Dataset records:
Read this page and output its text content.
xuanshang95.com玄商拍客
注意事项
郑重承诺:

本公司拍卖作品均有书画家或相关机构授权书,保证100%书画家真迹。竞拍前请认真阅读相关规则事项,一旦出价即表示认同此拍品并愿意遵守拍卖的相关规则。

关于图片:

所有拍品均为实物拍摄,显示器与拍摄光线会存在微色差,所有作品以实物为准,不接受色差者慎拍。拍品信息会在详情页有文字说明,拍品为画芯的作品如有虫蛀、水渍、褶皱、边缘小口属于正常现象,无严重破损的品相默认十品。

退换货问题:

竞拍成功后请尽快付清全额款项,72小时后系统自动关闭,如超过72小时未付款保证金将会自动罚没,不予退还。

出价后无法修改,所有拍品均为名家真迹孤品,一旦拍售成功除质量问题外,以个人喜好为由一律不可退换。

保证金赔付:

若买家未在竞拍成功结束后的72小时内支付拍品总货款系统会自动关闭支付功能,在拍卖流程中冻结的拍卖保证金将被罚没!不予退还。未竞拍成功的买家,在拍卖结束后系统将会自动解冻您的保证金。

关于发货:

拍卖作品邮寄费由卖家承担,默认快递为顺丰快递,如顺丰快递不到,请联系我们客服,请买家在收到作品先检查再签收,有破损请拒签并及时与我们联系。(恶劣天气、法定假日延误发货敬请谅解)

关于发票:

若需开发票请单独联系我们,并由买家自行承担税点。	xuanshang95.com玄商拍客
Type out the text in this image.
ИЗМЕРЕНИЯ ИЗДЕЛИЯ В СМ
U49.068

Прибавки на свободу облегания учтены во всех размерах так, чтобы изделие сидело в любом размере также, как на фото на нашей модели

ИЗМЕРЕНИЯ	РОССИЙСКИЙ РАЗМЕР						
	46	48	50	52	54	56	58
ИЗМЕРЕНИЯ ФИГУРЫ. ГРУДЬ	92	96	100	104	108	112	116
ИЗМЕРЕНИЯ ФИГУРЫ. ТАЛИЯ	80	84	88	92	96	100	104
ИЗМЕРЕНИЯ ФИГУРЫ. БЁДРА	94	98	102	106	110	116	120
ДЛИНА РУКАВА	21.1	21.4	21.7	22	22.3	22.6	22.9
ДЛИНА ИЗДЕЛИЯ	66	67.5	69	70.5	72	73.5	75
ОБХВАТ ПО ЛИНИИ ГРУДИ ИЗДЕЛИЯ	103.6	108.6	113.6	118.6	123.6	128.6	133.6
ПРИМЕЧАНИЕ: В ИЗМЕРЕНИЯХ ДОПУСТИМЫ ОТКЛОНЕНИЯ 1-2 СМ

#### Directive
Pull out and copy each line containing the string "ФИГУРЫ".

#### Full answer
ИЗМЕРЕНИЯ ФИГУРЫ. ГРУДЬ	92	96	100	104	108	112	116
ИЗМЕРЕНИЯ ФИГУРЫ. ТАЛИЯ	80	84	88	92	96	100	104
ИЗМЕРЕНИЯ ФИГУРЫ. БЁДРА	94	98	102	106	110	116	120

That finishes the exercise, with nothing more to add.